** Begin GIVEN RECORDS **

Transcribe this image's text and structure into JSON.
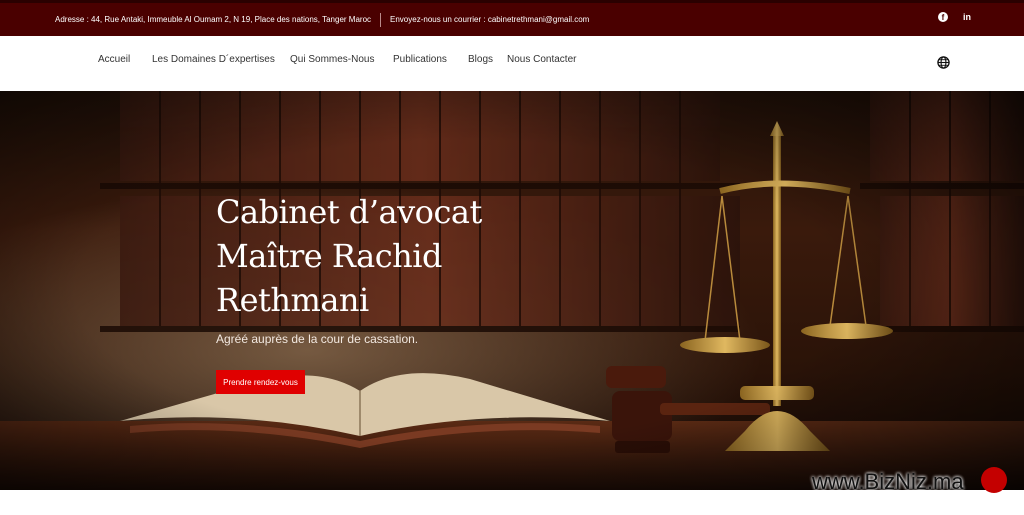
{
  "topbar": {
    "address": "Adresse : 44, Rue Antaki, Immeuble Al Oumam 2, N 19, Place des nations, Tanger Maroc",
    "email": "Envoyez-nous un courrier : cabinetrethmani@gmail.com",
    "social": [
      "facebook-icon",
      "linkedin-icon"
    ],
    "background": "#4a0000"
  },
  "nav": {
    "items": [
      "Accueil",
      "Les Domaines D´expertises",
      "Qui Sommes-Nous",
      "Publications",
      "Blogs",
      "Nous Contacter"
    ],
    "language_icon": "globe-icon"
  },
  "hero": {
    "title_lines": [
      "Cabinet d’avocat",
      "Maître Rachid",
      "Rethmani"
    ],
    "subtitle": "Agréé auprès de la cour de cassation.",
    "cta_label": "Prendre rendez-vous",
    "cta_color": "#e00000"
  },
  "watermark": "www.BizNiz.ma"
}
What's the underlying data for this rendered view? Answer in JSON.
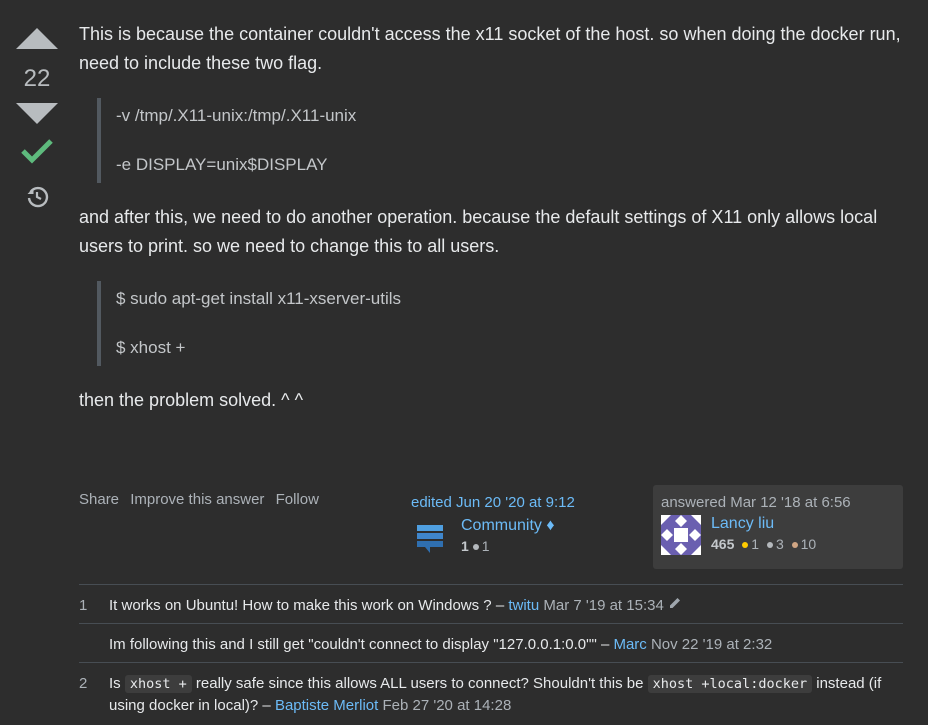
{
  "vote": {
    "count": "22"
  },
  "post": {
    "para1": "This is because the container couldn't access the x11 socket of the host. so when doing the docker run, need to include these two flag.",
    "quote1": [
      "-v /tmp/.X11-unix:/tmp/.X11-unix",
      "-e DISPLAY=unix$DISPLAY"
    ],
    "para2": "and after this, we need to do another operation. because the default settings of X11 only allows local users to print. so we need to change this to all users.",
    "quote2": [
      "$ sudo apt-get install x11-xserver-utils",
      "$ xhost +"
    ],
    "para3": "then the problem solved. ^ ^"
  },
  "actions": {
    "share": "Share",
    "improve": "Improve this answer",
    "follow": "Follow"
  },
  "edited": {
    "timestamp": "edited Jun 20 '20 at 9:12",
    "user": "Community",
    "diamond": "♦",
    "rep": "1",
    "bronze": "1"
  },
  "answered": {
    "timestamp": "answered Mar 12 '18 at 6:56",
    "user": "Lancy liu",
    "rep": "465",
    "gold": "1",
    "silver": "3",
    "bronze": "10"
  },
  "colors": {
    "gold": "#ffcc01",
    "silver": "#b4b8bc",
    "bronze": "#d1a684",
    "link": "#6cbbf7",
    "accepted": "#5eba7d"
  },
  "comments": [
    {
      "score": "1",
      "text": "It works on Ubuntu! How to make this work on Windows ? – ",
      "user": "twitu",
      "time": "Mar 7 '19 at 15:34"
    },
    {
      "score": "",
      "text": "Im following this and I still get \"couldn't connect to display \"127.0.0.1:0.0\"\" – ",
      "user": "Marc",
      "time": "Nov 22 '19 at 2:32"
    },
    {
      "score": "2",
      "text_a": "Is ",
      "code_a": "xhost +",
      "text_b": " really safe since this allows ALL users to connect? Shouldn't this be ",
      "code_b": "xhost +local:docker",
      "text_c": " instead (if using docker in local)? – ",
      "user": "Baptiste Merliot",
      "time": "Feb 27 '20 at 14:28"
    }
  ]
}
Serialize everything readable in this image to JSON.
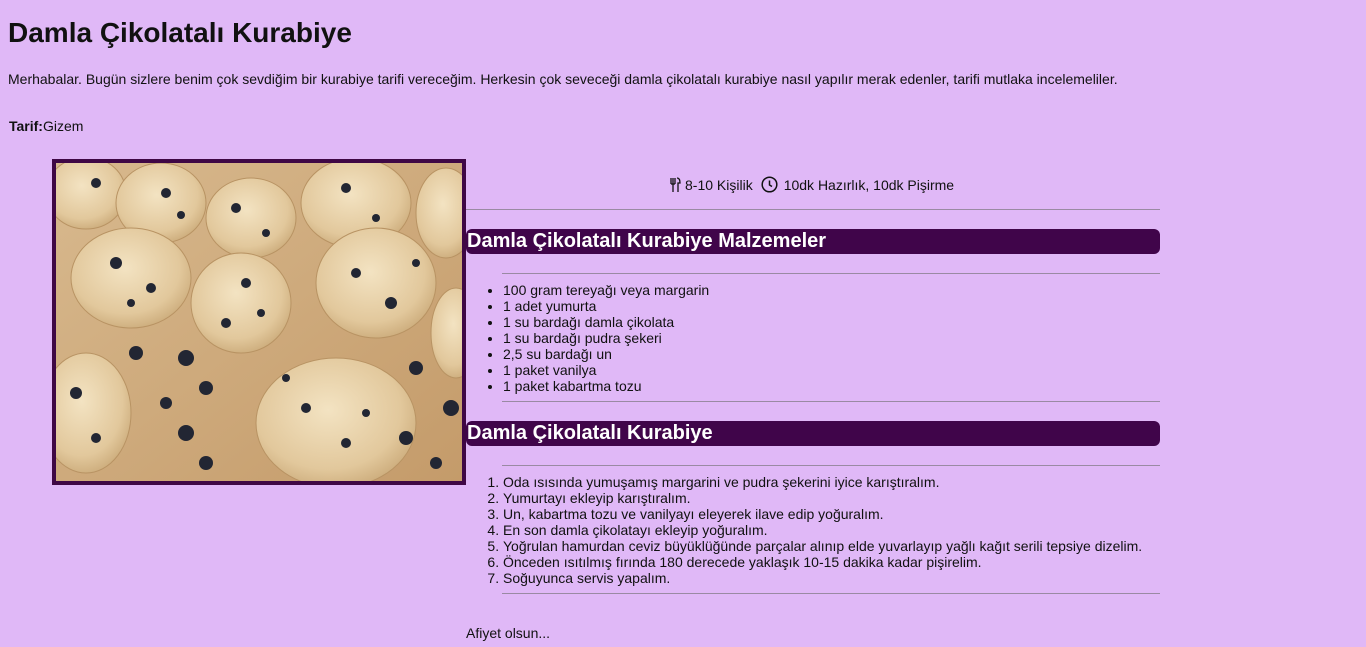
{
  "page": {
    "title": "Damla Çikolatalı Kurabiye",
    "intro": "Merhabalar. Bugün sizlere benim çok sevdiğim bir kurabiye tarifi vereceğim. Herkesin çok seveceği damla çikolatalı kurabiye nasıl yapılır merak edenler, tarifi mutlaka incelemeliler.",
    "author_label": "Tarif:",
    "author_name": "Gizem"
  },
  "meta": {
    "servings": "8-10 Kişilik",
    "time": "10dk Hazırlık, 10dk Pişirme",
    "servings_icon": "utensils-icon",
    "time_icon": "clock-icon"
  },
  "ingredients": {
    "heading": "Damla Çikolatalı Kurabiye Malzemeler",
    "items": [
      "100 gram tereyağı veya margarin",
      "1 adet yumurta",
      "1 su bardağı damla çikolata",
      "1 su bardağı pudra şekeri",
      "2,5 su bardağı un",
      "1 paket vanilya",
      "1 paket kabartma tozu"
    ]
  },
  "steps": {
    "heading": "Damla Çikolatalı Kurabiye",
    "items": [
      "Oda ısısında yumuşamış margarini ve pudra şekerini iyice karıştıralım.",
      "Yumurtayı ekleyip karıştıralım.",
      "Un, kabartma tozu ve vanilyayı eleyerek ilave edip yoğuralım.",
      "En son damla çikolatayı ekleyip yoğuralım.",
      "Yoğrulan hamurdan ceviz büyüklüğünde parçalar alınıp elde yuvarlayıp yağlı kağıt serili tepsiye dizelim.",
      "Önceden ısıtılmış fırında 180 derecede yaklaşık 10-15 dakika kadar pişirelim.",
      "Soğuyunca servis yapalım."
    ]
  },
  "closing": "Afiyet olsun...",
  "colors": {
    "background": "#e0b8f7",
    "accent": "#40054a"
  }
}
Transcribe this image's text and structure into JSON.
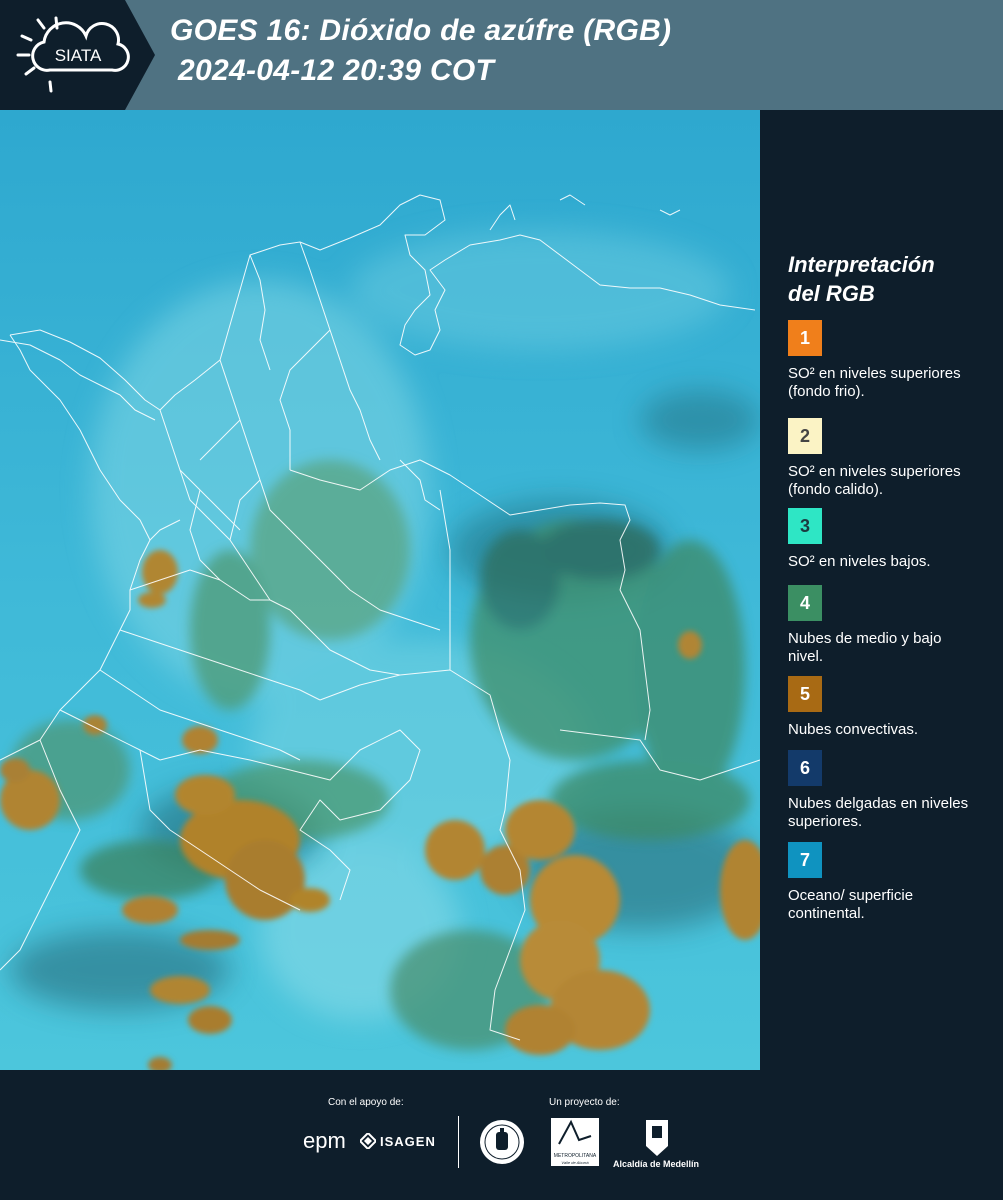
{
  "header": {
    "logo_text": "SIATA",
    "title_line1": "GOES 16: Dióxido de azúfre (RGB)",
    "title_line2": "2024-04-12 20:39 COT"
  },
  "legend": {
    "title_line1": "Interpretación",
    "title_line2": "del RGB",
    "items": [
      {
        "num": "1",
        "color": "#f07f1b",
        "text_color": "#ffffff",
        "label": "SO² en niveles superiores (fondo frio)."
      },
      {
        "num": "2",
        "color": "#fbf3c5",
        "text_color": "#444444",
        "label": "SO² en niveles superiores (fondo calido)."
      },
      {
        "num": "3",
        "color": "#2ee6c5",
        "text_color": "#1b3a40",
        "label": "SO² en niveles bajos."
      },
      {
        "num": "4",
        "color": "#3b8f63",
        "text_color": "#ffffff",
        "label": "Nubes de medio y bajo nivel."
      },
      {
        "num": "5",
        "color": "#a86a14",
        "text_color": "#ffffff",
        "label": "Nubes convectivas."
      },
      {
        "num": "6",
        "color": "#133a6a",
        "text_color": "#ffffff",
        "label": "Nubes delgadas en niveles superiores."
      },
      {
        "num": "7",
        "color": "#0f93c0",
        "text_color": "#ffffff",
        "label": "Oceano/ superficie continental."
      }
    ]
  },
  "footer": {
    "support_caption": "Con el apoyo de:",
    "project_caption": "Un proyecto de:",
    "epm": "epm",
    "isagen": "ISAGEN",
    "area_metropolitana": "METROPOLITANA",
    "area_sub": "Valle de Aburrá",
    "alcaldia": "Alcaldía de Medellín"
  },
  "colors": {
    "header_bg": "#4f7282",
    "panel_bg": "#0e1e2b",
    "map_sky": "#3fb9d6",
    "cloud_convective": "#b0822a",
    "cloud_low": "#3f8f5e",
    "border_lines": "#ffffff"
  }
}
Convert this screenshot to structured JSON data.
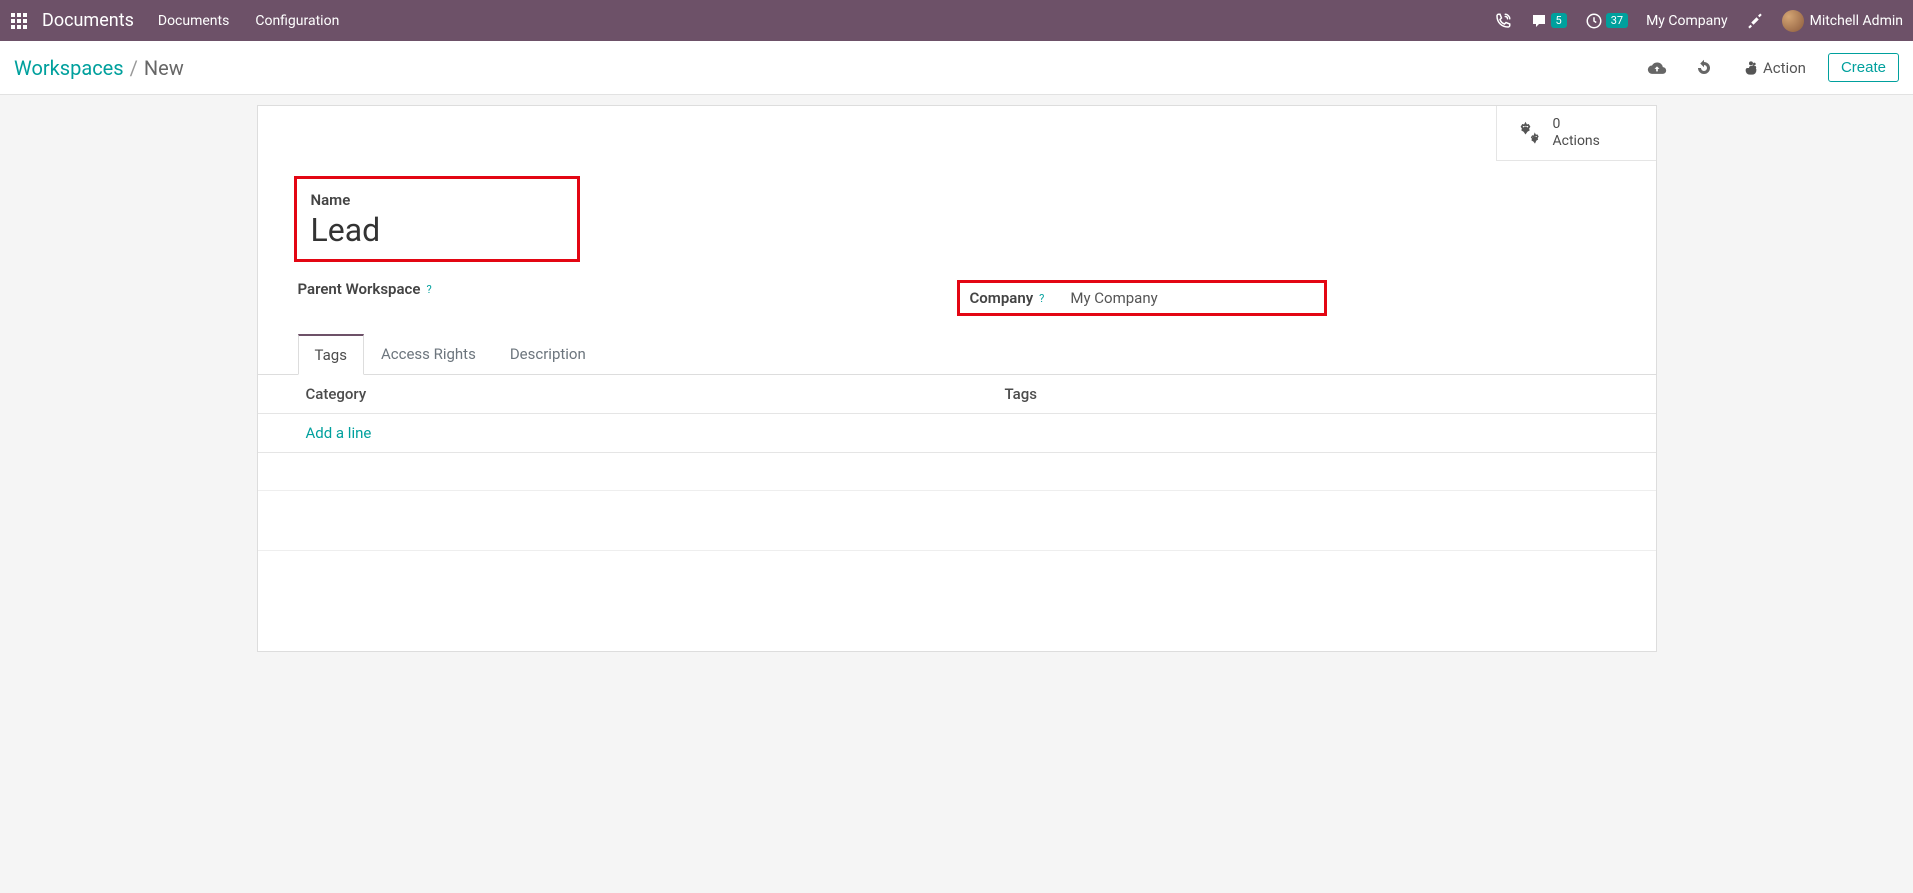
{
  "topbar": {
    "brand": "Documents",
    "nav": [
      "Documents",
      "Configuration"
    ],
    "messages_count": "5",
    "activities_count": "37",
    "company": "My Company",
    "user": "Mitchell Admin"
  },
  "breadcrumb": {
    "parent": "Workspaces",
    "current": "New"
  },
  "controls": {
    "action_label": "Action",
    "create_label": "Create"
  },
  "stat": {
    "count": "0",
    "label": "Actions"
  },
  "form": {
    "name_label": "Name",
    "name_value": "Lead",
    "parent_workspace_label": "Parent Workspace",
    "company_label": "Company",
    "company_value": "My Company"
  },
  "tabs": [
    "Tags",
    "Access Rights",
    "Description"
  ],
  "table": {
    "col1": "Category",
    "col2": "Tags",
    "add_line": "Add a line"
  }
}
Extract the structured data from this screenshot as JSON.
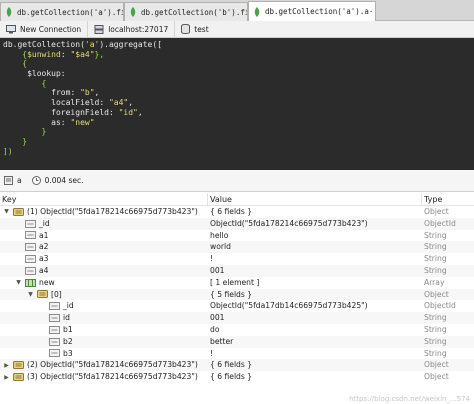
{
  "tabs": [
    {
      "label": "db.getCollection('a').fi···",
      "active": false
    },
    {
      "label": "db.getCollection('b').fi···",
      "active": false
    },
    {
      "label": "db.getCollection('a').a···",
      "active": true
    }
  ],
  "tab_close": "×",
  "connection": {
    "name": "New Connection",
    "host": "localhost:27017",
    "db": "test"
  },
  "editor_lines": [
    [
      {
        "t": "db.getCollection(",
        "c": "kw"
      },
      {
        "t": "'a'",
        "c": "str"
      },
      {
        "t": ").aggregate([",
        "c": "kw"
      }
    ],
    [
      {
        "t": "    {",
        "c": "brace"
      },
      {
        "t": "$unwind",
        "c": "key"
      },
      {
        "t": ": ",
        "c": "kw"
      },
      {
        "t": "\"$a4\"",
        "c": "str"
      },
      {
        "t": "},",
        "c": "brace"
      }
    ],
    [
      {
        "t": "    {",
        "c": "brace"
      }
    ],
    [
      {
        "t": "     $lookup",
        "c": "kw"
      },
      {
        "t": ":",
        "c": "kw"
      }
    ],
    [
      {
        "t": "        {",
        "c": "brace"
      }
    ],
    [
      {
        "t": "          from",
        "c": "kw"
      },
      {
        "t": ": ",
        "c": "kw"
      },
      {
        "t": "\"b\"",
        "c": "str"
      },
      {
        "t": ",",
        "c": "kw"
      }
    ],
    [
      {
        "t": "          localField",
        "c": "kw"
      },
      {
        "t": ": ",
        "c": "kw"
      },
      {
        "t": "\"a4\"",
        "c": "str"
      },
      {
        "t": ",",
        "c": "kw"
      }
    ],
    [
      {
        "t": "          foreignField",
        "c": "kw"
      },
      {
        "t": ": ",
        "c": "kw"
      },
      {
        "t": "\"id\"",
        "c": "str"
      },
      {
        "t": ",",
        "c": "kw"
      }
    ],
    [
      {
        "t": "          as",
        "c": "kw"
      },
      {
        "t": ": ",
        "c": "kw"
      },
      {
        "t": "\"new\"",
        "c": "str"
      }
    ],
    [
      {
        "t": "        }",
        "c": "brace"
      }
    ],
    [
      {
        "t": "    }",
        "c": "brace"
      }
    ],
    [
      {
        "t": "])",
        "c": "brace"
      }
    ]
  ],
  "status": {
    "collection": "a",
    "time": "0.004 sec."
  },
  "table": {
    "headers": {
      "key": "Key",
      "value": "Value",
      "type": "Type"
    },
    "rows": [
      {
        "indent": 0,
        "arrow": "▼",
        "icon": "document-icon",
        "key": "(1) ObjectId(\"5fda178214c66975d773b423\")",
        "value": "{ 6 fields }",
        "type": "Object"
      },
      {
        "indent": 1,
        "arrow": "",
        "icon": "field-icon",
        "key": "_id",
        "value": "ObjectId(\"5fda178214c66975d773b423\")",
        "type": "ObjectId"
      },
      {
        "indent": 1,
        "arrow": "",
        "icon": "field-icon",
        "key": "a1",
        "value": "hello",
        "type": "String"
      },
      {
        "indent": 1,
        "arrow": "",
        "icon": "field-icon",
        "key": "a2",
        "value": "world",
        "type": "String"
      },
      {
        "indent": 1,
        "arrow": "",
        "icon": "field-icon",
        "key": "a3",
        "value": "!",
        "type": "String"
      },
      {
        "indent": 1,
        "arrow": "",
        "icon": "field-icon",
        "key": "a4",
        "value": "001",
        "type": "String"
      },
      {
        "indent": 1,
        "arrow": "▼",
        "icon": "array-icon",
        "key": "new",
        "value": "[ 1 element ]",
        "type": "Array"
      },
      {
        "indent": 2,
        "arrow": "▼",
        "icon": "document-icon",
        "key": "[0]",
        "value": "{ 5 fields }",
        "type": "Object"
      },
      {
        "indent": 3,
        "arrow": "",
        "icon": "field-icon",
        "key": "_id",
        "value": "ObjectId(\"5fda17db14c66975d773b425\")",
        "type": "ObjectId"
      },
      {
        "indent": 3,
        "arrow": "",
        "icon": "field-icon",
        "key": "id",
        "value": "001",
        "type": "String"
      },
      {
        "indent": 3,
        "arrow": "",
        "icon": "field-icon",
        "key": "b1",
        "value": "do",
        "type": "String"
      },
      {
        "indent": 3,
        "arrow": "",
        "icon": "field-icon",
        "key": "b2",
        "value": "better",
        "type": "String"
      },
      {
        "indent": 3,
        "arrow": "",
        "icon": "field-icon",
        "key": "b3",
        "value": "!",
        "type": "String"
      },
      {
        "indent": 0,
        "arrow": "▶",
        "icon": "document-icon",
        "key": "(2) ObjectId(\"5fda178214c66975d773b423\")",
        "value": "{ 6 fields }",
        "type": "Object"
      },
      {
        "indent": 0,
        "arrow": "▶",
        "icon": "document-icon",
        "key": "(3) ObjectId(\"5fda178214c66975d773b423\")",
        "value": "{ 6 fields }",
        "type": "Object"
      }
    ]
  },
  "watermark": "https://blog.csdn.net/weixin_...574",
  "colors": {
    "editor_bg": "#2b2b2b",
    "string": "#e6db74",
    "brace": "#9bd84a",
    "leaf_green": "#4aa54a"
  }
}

** End GIVEN RECORDS **

Pull out every line of the entries that includes the word "structured".

Convert this screenshot to structured JSON data.
Extract the structured data from this screenshot as JSON.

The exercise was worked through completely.